→ What you have to do:
Repeat every entry word for word, skipping the pictures.

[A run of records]
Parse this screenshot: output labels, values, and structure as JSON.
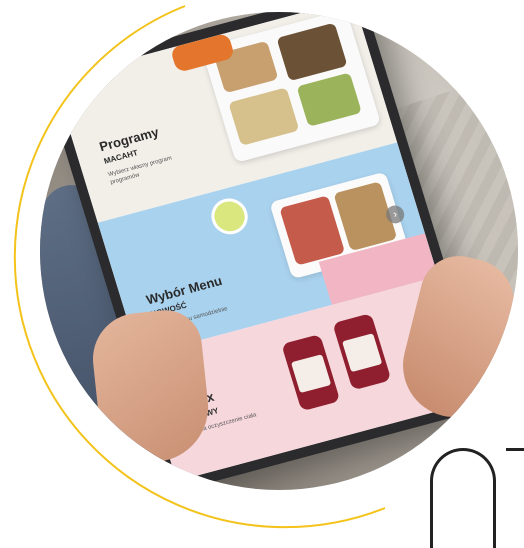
{
  "colors": {
    "accent_arc": "#f3c31b",
    "panel_programs": "#f2efe9",
    "panel_menu": "#a9d2ee",
    "panel_detox": "#f6d7dc"
  },
  "tablet": {
    "panels": [
      {
        "title": "Programy",
        "subtitle": "MACAHT",
        "description": "Wybierz własny program programów"
      },
      {
        "title": "Wybór Menu",
        "subtitle": "NOWOŚĆ",
        "description": "Wybierz menu samodzielnie"
      },
      {
        "title": "Detox",
        "subtitle": "SOKOWY",
        "description": "Soki na oczyszczenie ciała"
      }
    ],
    "arrows": [
      "›",
      "›"
    ]
  },
  "icons": {
    "next_arrow": "chevron-right-icon"
  }
}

→ Full solution:
Parse this screenshot: output labels, values, and structure as JSON.
{
  "colors": {
    "accent_arc": "#f3c31b",
    "panel_programs": "#f2efe9",
    "panel_menu": "#a9d2ee",
    "panel_detox": "#f6d7dc"
  },
  "tablet": {
    "panels": [
      {
        "title": "Programy",
        "subtitle": "MACAHT",
        "description": "Wybierz własny program programów"
      },
      {
        "title": "Wybór Menu",
        "subtitle": "NOWOŚĆ",
        "description": "Wybierz menu samodzielnie"
      },
      {
        "title": "Detox",
        "subtitle": "SOKOWY",
        "description": "Soki na oczyszczenie ciała"
      }
    ],
    "arrows": [
      "›",
      "›"
    ]
  },
  "icons": {
    "next_arrow": "chevron-right-icon"
  }
}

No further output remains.